--- Start of Document text ---

Traces to: AC-3.5, AC-5.2, AC-NEW-2, AC-NEW-8
Category: Spoofing / Blackout
Input data: ArduPilot Plane SITL spoofing trace with camera blackout/total-occlusion frames.
| Step | Consumer Action | Expected System Response |
|---|---|---|
| 1 | Start normal replay with trusted visual/satellite anchor | System emits normal estimates |
| 2 | Inject full visual blackout/total occlusion and spoofed GPS_RAW_INT |
Camera gate sets usable_for_vio=false, BASALT is bypassed for occluded frames, and system switches to dead_reckoned within <=1 processed frame or <=400 ms |
| 3 | Continue blackout beyond thresholds | IMU-only covariance grows monotonically; system degrades fix type and emits failsafe status at specified covariance/time thresholds |
Expected outcome: Spoofed GPS is ignored; total occlusion never feeds BASALT as a usable VIO frame; fix_type=0, horiz_accuracy=999.0, and VISUAL_BLACKOUT_FAILSAFE are emitted when covariance >500 m or blackout >30 s.

--- End of Document text ---
--- Start of Records provided ---

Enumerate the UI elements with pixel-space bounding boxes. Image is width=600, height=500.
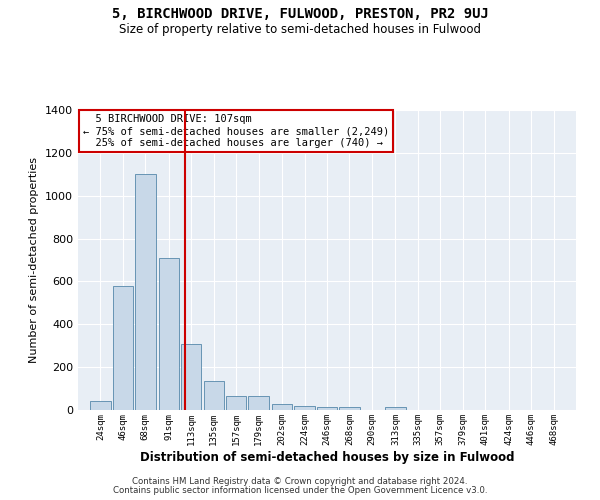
Text: 5, BIRCHWOOD DRIVE, FULWOOD, PRESTON, PR2 9UJ: 5, BIRCHWOOD DRIVE, FULWOOD, PRESTON, PR… — [112, 8, 488, 22]
Text: Contains HM Land Registry data © Crown copyright and database right 2024.: Contains HM Land Registry data © Crown c… — [132, 477, 468, 486]
Bar — [203, 381, 224, 410]
Bar — [317, 407, 337, 410]
Bar — [248, 396, 269, 410]
Text: Contains public sector information licensed under the Open Government Licence v3: Contains public sector information licen… — [113, 486, 487, 495]
Bar — [339, 407, 359, 410]
Text: 5 BIRCHWOOD DRIVE: 107sqm
← 75% of semi-detached houses are smaller (2,249)
  25: 5 BIRCHWOOD DRIVE: 107sqm ← 75% of semi-… — [83, 114, 389, 148]
Bar — [90, 402, 110, 410]
X-axis label: Distribution of semi-detached houses by size in Fulwood: Distribution of semi-detached houses by … — [140, 450, 514, 464]
Y-axis label: Number of semi-detached properties: Number of semi-detached properties — [29, 157, 40, 363]
Bar — [158, 258, 179, 410]
Bar — [135, 174, 155, 410]
Bar — [181, 344, 202, 410]
Text: Size of property relative to semi-detached houses in Fulwood: Size of property relative to semi-detach… — [119, 22, 481, 36]
Bar — [113, 286, 133, 410]
Bar — [385, 407, 406, 410]
Bar — [272, 404, 292, 410]
Bar — [295, 406, 315, 410]
Bar — [226, 396, 247, 410]
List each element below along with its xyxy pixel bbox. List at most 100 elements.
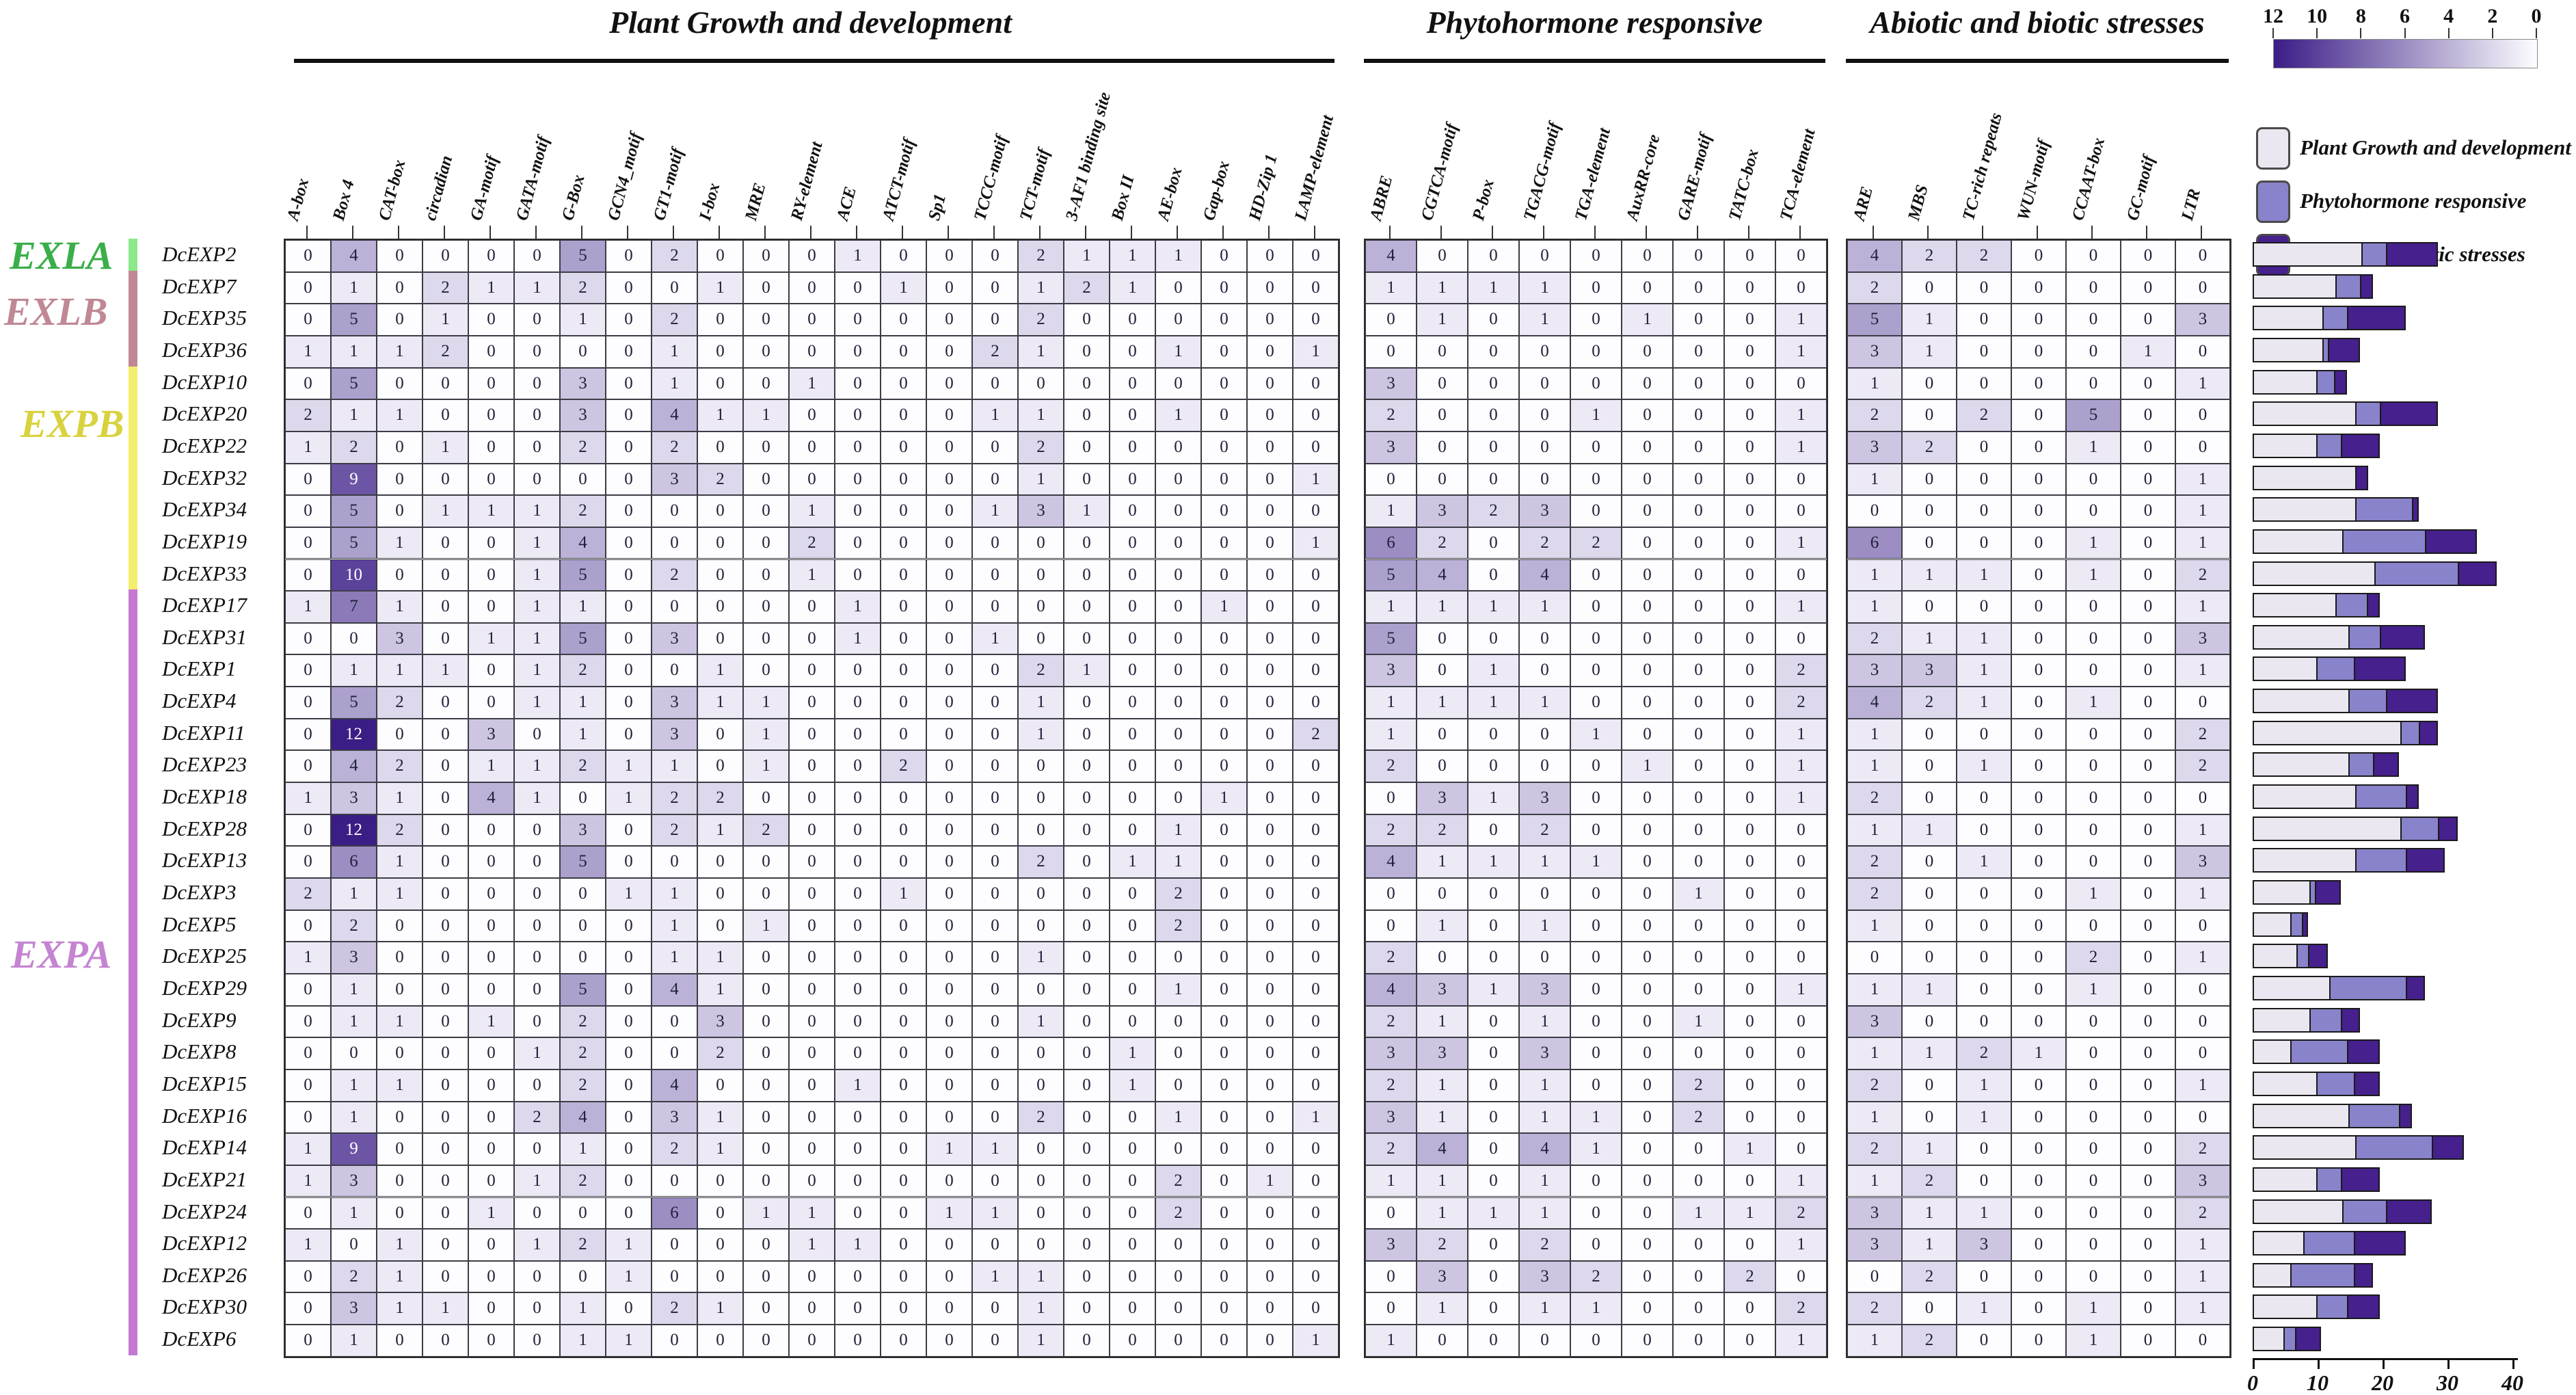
heat-cell: 0 xyxy=(1673,304,1724,336)
heat-cell: 5 xyxy=(331,495,377,527)
heat-cell: 2 xyxy=(377,687,422,719)
stacked-bar-DcEXP29 xyxy=(2253,975,2426,1000)
heat-cell: 0 xyxy=(422,1325,468,1357)
heat-cell: 1 xyxy=(468,622,514,655)
title-underline-stress xyxy=(1846,59,2229,63)
heat-cell: 0 xyxy=(1902,878,1957,910)
row-label-DcEXP28: DcEXP28 xyxy=(162,816,247,840)
heat-cell: 6 xyxy=(1365,527,1417,559)
heat-cell: 0 xyxy=(422,750,468,783)
heat-cell: 0 xyxy=(1365,1292,1417,1325)
heat-cell: 0 xyxy=(697,909,743,942)
heat-cell: 1 xyxy=(697,1101,743,1134)
heat-cell: 0 xyxy=(2066,304,2121,336)
heat-cell: 0 xyxy=(2121,1292,2175,1325)
heat-cell: 0 xyxy=(1775,367,1827,400)
heat-cell: 1 xyxy=(1018,1260,1064,1293)
column-tick xyxy=(306,226,308,239)
heat-cell: 0 xyxy=(1622,1133,1673,1165)
heat-cell: 1 xyxy=(789,1197,835,1230)
heat-cell: 1 xyxy=(606,878,652,910)
group-label-EXPA: EXPA xyxy=(11,932,112,976)
heat-cell: 1 xyxy=(2175,1260,2230,1293)
heat-cell: 0 xyxy=(1064,687,1110,719)
heat-cell: 2 xyxy=(1018,431,1064,464)
heat-cell: 0 xyxy=(1775,909,1827,942)
heat-cell: 1 xyxy=(972,1260,1018,1293)
heat-cell: 1 xyxy=(697,399,743,431)
heat-cell: 0 xyxy=(835,1005,881,1038)
bar-axis-tick xyxy=(2318,1360,2320,1369)
heat-cell: 4 xyxy=(1519,1133,1570,1165)
row-label-DcEXP1: DcEXP1 xyxy=(162,656,237,681)
heat-cell: 0 xyxy=(1957,271,2011,304)
heat-cell: 0 xyxy=(1673,271,1724,304)
heat-cell: 1 xyxy=(285,942,331,974)
heat-cell: 0 xyxy=(2011,495,2066,527)
heat-cell: 0 xyxy=(1570,431,1622,464)
heat-cell: 3 xyxy=(468,718,514,751)
heat-cell: 0 xyxy=(1902,718,1957,751)
heat-cell: 1 xyxy=(1673,1005,1724,1038)
heat-cell: 0 xyxy=(1247,367,1293,400)
heat-cell: 2 xyxy=(1847,622,1902,655)
bar-segment xyxy=(2360,274,2374,299)
heat-cell: 0 xyxy=(789,973,835,1006)
heat-cell: 0 xyxy=(468,559,514,592)
row-label-DcEXP35: DcEXP35 xyxy=(162,306,247,330)
bar-segment xyxy=(2253,369,2318,395)
heat-cell: 0 xyxy=(1775,1005,1827,1038)
heat-cell: 0 xyxy=(835,335,881,368)
heat-cell: 0 xyxy=(835,271,881,304)
heat-cell: 0 xyxy=(743,1229,789,1261)
heat-cell: 1 xyxy=(1902,304,1957,336)
heat-cell: 1 xyxy=(1957,846,2011,878)
heat-cell: 1 xyxy=(560,1292,606,1325)
heat-cell: 0 xyxy=(1519,622,1570,655)
heat-cell: 0 xyxy=(422,559,468,592)
heat-cell: 1 xyxy=(2066,559,2121,592)
bar-segment xyxy=(2374,561,2459,586)
heat-cell: 0 xyxy=(1724,846,1775,878)
heat-cell: 0 xyxy=(1673,1037,1724,1070)
heat-cell: 0 xyxy=(697,431,743,464)
heat-cell: 0 xyxy=(1064,1325,1110,1357)
heat-cell: 0 xyxy=(1293,1133,1339,1165)
bar-segment xyxy=(2418,720,2439,745)
row-label-DcEXP2: DcEXP2 xyxy=(162,242,237,266)
heat-cell: 1 xyxy=(1417,1197,1468,1230)
heat-cell: 0 xyxy=(2066,846,2121,878)
heat-cell: 1 xyxy=(377,335,422,368)
bar-segment xyxy=(2438,816,2458,841)
bar-segment xyxy=(2253,656,2318,682)
heat-cell: 1 xyxy=(422,431,468,464)
heat-cell: 0 xyxy=(1247,463,1293,496)
heat-cell: 1 xyxy=(1201,591,1247,623)
colorbar-tick xyxy=(2491,28,2493,38)
heat-cell: 1 xyxy=(1155,973,1201,1006)
heat-cell: 0 xyxy=(285,271,331,304)
heat-cell: 0 xyxy=(1064,527,1110,559)
heat-cell: 2 xyxy=(1724,1260,1775,1293)
heat-cell: 0 xyxy=(606,909,652,942)
heat-cell: 0 xyxy=(1570,1197,1622,1230)
heat-cell: 1 xyxy=(1064,654,1110,687)
heat-cell: 2 xyxy=(1673,1101,1724,1134)
heat-cell: 2 xyxy=(1847,782,1902,814)
heat-cell: 2 xyxy=(1847,1292,1902,1325)
heat-cell: 0 xyxy=(1468,335,1519,368)
heat-cell: 0 xyxy=(1018,909,1064,942)
heat-cell: 0 xyxy=(835,527,881,559)
heat-cell: 0 xyxy=(1570,591,1622,623)
heat-cell: 0 xyxy=(789,1005,835,1038)
column-header: LTR xyxy=(2177,187,2205,223)
heat-cell: 0 xyxy=(1622,527,1673,559)
heat-cell: 0 xyxy=(2121,1005,2175,1038)
heat-cell: 0 xyxy=(835,1101,881,1134)
heat-cell: 0 xyxy=(2175,431,2230,464)
heat-cell: 0 xyxy=(1247,591,1293,623)
heat-cell: 2 xyxy=(1155,1197,1201,1230)
heat-cell: 0 xyxy=(2121,240,2175,272)
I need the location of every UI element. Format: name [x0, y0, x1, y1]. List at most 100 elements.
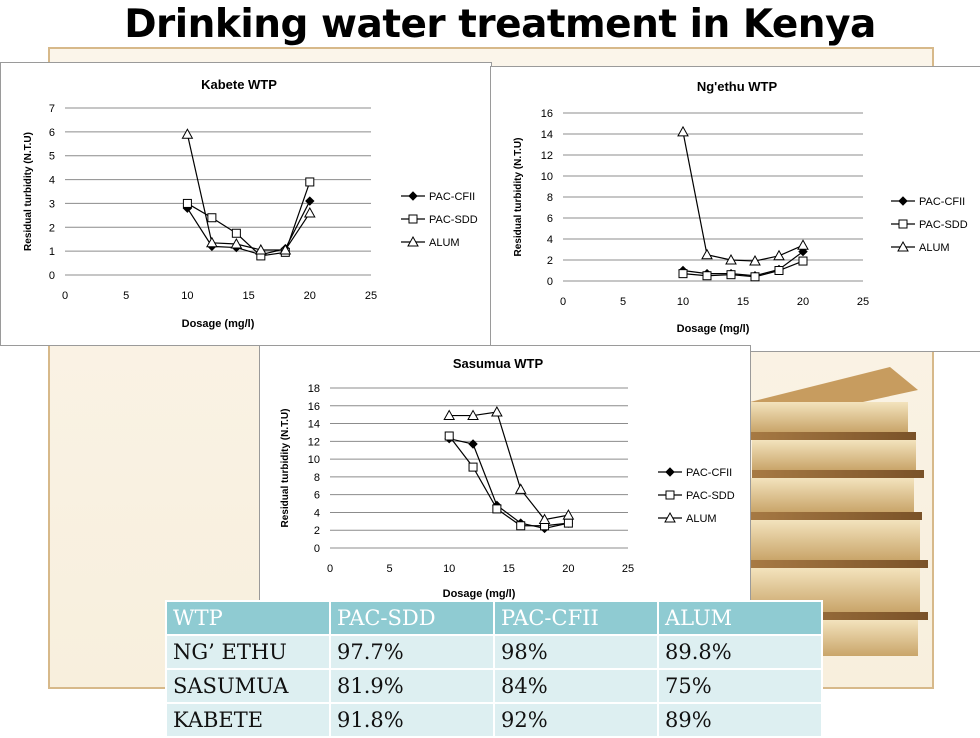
series-alum: [677, 125, 809, 266]
row-label: KABETE: [165, 702, 331, 738]
data-point: [444, 431, 454, 441]
x-tick-label: 10: [181, 290, 193, 302]
x-axis-label: Dosage (mg/l): [182, 318, 255, 330]
legend-entry: ALUM: [891, 240, 950, 254]
legend-marker: [665, 490, 675, 500]
legend-entry: PAC-CFII: [891, 196, 965, 208]
chart-title: Sasumua WTP: [453, 356, 544, 371]
data-point: [773, 249, 785, 261]
legend-label: ALUM: [919, 242, 950, 254]
y-axis-label: Residual turbidity (N.T.U): [513, 138, 524, 257]
legend-entry: PAC-CFII: [658, 467, 732, 479]
y-tick-label: 12: [308, 436, 320, 448]
y-tick-label: 0: [547, 276, 553, 288]
data-point: [514, 483, 527, 494]
legend-entry: PAC-CFII: [401, 191, 475, 203]
x-tick-label: 0: [560, 296, 566, 308]
legend-label: PAC-CFII: [429, 191, 475, 203]
legend-label: ALUM: [429, 237, 460, 249]
data-point: [725, 253, 737, 265]
y-tick-label: 16: [308, 401, 320, 413]
legend-marker: [664, 511, 676, 523]
x-tick-label: 0: [62, 290, 68, 302]
data-point: [303, 206, 316, 218]
data-point: [305, 196, 315, 206]
data-point: [491, 405, 503, 417]
x-tick-label: 10: [677, 296, 689, 308]
data-point: [207, 213, 217, 223]
data-point: [563, 518, 573, 528]
table-cell: 89%: [657, 702, 823, 738]
legend-label: ALUM: [686, 513, 717, 525]
y-tick-label: 2: [314, 525, 320, 537]
y-axis-label: Residual turbidity (N.T.U): [280, 409, 291, 528]
y-tick-label: 4: [49, 175, 55, 187]
data-point: [562, 509, 575, 520]
data-point: [206, 236, 218, 248]
x-tick-label: 25: [365, 290, 377, 302]
series-alum: [181, 128, 316, 255]
y-tick-label: 1: [49, 246, 55, 258]
legend-entry: PAC-SDD: [891, 219, 968, 231]
x-tick-label: 25: [622, 563, 634, 575]
legend-marker: [407, 235, 419, 247]
legend-label: PAC-CFII: [919, 196, 965, 208]
data-point: [279, 243, 292, 255]
x-tick-label: 5: [620, 296, 626, 308]
table-cell: 81.9%: [329, 668, 495, 704]
series-line: [449, 411, 569, 521]
table-cell: 91.8%: [329, 702, 495, 738]
sasumua-chart: Sasumua WTP 0 2 4 6 8 10 12 14 16 18 0 5 10 15 20 25 Dosa…: [259, 345, 751, 609]
chart-title: Ng'ethu WTP: [697, 79, 778, 94]
data-point: [677, 125, 689, 137]
data-point: [230, 237, 243, 249]
data-point: [797, 239, 809, 250]
y-tick-label: 0: [49, 270, 55, 282]
y-tick-label: 6: [49, 127, 55, 139]
x-axis-label: Dosage (mg/l): [677, 323, 750, 335]
legend-marker: [897, 240, 909, 252]
kabete-chart: Kabete WTP 0 1 2 3 4 5 6 7 0 5 10 15 20 25 Dosage (mg/l…: [0, 62, 492, 346]
data-point: [749, 255, 761, 266]
data-point: [750, 272, 760, 282]
legend-entry: ALUM: [401, 235, 460, 249]
row-label: NG’ ETHU: [165, 634, 331, 670]
x-tick-label: 15: [503, 563, 515, 575]
table-row: KABETE 91.8% 92% 89%: [165, 702, 823, 738]
ngethu-chart-svg: Ng'ethu WTP 0 2 4 6 8 10 12 14 16 0 5 10 15 20 25 Dosage…: [513, 79, 968, 335]
header-cell-alum: ALUM: [657, 600, 823, 636]
x-tick-label: 20: [304, 290, 316, 302]
legend-entry: PAC-SDD: [658, 490, 735, 502]
chart-title: Kabete WTP: [201, 77, 277, 92]
table-row: NG’ ETHU 97.7% 98% 89.8%: [165, 634, 823, 670]
legend-label: PAC-SDD: [919, 219, 968, 231]
y-tick-label: 10: [541, 171, 553, 183]
data-point: [181, 128, 194, 139]
series-alum: [443, 405, 575, 525]
legend-marker: [408, 214, 418, 224]
data-point: [701, 248, 713, 260]
x-tick-label: 20: [562, 563, 574, 575]
data-point: [492, 504, 502, 514]
data-point: [182, 198, 192, 208]
x-tick-label: 15: [242, 290, 254, 302]
y-tick-label: 14: [308, 419, 320, 431]
y-tick-label: 6: [547, 213, 553, 225]
x-tick-label: 0: [327, 563, 333, 575]
y-tick-label: 8: [547, 192, 553, 204]
y-tick-label: 3: [49, 198, 55, 210]
table-cell: 98%: [493, 634, 659, 670]
table-cell: 97.7%: [329, 634, 495, 670]
legend-marker: [898, 196, 908, 206]
header-cell-pac-sdd: PAC-SDD: [329, 600, 495, 636]
y-tick-label: 0: [314, 543, 320, 555]
data-point: [678, 269, 688, 279]
x-tick-label: 25: [857, 296, 869, 308]
series-line: [186, 134, 311, 251]
header-cell-pac-cfii: PAC-CFII: [493, 600, 659, 636]
page-title: Drinking water treatment in Kenya: [124, 2, 876, 47]
x-tick-label: 5: [387, 563, 393, 575]
data-point: [702, 271, 712, 281]
y-tick-label: 16: [541, 108, 553, 120]
table-cell: 92%: [493, 702, 659, 738]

--- End of Records provided ---

Job
Write down the portion of the test case text from "Traces to: AC-3.5, AC-5.2, AC-NEW-2, AC-NEW-8" up to and including "camera blackout/total-occlusion frames.".

Result
Traces to: AC-3.5, AC-5.2, AC-NEW-2, AC-NEW-8
Category: Spoofing / Blackout
Input data: ArduPilot Plane SITL spoofing trace with camera blackout/total-occlusion frames.